• [Trecho para leitura]

☆ ☆ ☆ ☆ ☆

Votação de Carlos será teste de popularidade de Bolsonaro

De Redação Estadão | 15 de novembro de 2020 | 16:00

O desempenho nas urnas do vereador Carlos Bolsonaro (Republicanos), que tenta se eleger pela sexta vez como vereador no Rio de Janeiro, servirá como um termômetro da aprovação de Jair Bolsonaro em seu reduto eleitoral. Diariamente, em publicações e transmissões ao vivo nas redes sociais, o presidente pede votos para o filho, a quem atribui a estratégia de comunicação que lhe deu a vitória nacional em 2018.

A mãe dos seus três filhos mais velhos, Rogéria Bolsonaro (Republicanos), também disputa uma cadeira na Câmara da capital fluminense, mas não tem o empenho do presidente. Segundo o Estadão apurou, o presidente se recusou a gravar um vídeo para a ex-mulher, apesar dos pedidos do senador Flávio (Republicanos-RJ) e do deputado Eduardo (PSL-SP), os dois outros filhos do casal.

Com a dedicação total do pai, a expectativa no entorno do “Zero Dois” é que o parlamentar alcance aproximadamente 150 mil votos, um aumento de 40% em relação ao pleito anterior. Em 2016, em plena escalada da popularidade de Bolsonaro, que trabalhava para chegar ao Planalto, Carlos foi o vereador mais votado do Rio de Janeiro e o terceiro do Brasil com 106.657 votos, seis vezes mais do que em 2012, quando conquistou 23.79 eleitores.

“Na última eleição, ele (Carlos) foi o mais votado. Teve cento e poucos mil votos – mais do que uma candidata do PCdoB a prefeita. Se Deus quiser, este ano ele será reeleito. E a gente pede humildemente o apoio do pessoal do Rio de Janeiro para votar no Carlos Bolsonaro”, disse o presidente nesta semana.
Em meio à expectativa de aliados de que consiga uma votação recorde, o próprio vereador se mostra cauteloso. “A eleição só se ganha quando se contam os votos”, afirmou.

☆ ☆ ☆ ☆ ☆

• [Material fornecido]
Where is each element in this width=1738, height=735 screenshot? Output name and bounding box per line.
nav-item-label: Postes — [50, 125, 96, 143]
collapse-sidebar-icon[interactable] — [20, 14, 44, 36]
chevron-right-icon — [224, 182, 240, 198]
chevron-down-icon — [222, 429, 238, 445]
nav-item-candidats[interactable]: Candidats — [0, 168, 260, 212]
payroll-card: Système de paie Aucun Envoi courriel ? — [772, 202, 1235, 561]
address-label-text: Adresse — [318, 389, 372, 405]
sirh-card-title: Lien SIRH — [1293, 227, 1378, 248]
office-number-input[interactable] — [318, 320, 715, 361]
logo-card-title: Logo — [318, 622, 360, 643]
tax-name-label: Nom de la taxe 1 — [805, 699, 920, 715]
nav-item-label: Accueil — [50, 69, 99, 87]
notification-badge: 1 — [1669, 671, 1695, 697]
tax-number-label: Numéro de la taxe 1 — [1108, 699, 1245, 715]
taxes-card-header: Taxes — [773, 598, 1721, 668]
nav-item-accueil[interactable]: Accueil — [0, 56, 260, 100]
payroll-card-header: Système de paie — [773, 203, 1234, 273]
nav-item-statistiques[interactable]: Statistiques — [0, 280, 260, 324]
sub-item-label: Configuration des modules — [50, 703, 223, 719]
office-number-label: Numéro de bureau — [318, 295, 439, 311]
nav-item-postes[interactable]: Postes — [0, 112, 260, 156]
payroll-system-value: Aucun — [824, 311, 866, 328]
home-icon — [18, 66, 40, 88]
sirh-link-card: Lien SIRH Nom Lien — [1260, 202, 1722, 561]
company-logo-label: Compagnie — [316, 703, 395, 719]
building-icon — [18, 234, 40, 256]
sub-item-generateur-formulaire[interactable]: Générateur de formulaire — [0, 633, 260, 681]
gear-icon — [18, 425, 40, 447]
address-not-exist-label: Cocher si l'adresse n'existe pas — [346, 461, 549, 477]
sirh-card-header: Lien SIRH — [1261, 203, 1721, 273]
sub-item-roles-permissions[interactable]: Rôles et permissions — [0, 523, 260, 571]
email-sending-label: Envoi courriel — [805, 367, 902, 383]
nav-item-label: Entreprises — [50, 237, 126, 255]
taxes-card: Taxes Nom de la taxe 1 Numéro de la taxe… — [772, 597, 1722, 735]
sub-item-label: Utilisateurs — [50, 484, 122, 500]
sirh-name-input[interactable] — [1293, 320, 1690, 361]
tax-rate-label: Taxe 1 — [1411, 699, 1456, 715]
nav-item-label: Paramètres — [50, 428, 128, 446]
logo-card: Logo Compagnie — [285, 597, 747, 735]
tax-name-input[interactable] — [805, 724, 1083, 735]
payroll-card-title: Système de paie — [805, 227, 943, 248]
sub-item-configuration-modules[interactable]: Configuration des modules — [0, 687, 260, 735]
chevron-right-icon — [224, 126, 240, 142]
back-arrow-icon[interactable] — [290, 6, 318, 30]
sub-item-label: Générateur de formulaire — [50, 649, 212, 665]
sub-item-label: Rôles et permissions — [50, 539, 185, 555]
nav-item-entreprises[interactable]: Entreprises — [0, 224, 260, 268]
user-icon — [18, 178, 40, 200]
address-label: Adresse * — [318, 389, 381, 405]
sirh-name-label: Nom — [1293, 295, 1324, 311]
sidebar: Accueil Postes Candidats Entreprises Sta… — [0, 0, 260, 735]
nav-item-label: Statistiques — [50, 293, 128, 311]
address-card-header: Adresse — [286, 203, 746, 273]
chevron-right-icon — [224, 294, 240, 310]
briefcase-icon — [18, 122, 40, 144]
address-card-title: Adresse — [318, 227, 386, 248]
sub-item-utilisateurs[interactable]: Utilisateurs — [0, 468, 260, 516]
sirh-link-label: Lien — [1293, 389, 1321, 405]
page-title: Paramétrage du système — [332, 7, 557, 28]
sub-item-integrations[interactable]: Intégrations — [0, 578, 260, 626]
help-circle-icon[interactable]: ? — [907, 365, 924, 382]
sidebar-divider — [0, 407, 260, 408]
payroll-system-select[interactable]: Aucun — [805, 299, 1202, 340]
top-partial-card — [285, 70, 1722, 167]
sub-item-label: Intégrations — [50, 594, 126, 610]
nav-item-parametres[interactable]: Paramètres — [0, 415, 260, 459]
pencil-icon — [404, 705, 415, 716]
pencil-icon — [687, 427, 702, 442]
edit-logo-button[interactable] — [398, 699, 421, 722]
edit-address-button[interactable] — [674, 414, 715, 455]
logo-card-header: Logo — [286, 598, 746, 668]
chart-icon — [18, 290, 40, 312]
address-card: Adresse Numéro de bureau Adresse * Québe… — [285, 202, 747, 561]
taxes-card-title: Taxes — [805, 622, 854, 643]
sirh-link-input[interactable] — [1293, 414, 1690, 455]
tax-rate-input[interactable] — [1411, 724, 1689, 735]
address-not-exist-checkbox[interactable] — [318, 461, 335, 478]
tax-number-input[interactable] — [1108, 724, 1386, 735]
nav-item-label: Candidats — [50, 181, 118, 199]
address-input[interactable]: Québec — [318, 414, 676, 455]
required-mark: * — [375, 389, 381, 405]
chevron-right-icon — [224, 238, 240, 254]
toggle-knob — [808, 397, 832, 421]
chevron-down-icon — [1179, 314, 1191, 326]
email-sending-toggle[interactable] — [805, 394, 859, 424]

☆ ☆ ☆ ☆ ☆

• [Tarefas a realizar]
**1.** Copie da reportagem sobre a votação de Carlos Bolsonaro o trecho entre "O desempenho nas" e "filhos do casal.", inclusive.
**2.** Liste todas as pessoas identificadas pelo nome na reportagem sobre a votação de Carlos Bolsonaro.
**3.** Dê prosseguimento à reportagem sobre a votação de Carlos Bolsonaro a partir do ponto em que ela termina.

• [Respostas]
**1.**
O desempenho nas urnas do vereador Carlos Bolsonaro (Republicanos), que tenta se eleger pela sexta vez como vereador no Rio de Janeiro, servirá como um termômetro da aprovação de Jair Bolsonaro em seu reduto eleitoral. Diariamente, em publicações e transmissões ao vivo nas redes sociais, o presidente pede votos para o filho, a quem atribui a estratégia de comunicação que lhe deu a vitória nacional em 2018.

A mãe dos seus três filhos mais velhos, Rogéria Bolsonaro (Republicanos), também disputa uma cadeira na Câmara da capital fluminense, mas não tem o empenho do presidente. Segundo o Estadão apurou, o presidente se recusou a gravar um vídeo para a ex-mulher, apesar dos pedidos do senador Flávio (Republicanos-RJ) e do deputado Eduardo (PSL-SP), os dois outros filhos do casal.

**2.** Carlos Bolsonaro, Jair Bolsonaro, Rogéria Bolsonaro, Flávio e Eduardo.

**3.**
Ex-mulher

Apesar de estar pedindo votos para vereadores de diversas cidades nas suas “lives”, que passaram a ser diárias, Bolsonaro, no Rio, só faz campanha para Carlos. Excluída, Rogéria usa fotos do ex-marido e de Flávio no material de propaganda. Nas redes sociais, costuma publicar imagens dos três filhos e tem como uma das bandeiras a defesa da família.

É essa a estratégia para Rogéria tentar voltar à Câmara do Rio após 20 anos. Eleita vereadora duas vezes, ela deixou a política após ser derrotada nas urnas em 2000. Na época, Bolsonaro estava brigado com Rogéria – já estava separado dela – e incentivou Carlos, então com 17 anos, a se candidatar. Ele foi eleito com 16.053 votos.

Agora, no mesmo partido de Carlos, Rogéria tentará se beneficiar de uma eventual votação recorde do filho. Para isso, precisará alcançar 10% do quociente eleitoral, conforme regra que passou a valer em 2018. Apesar da ausência de demonstrações de proximidade com a mãe nas redes sociais, pessoas próximas à família afirmam que a relação entre Carlos e Rogéria está bem. Procurada, a candidata não quis se manifestar.

Além de Rogéria, o amigo de longa data e ex-assessor Waldir Ferraz (Republicanos), que diz ter se candidatado com incentivo do presidente, também ficou de fora do “horário eleitoral gratuito” de Bolsonaro. Apesar disso, ele acha que pode ser eleito graças aos votos de Carlos. “Ele consegue puxar uns três ou quatro”, disse o ex-assessor.

As informações são do jornal O Estado de S. Paulo.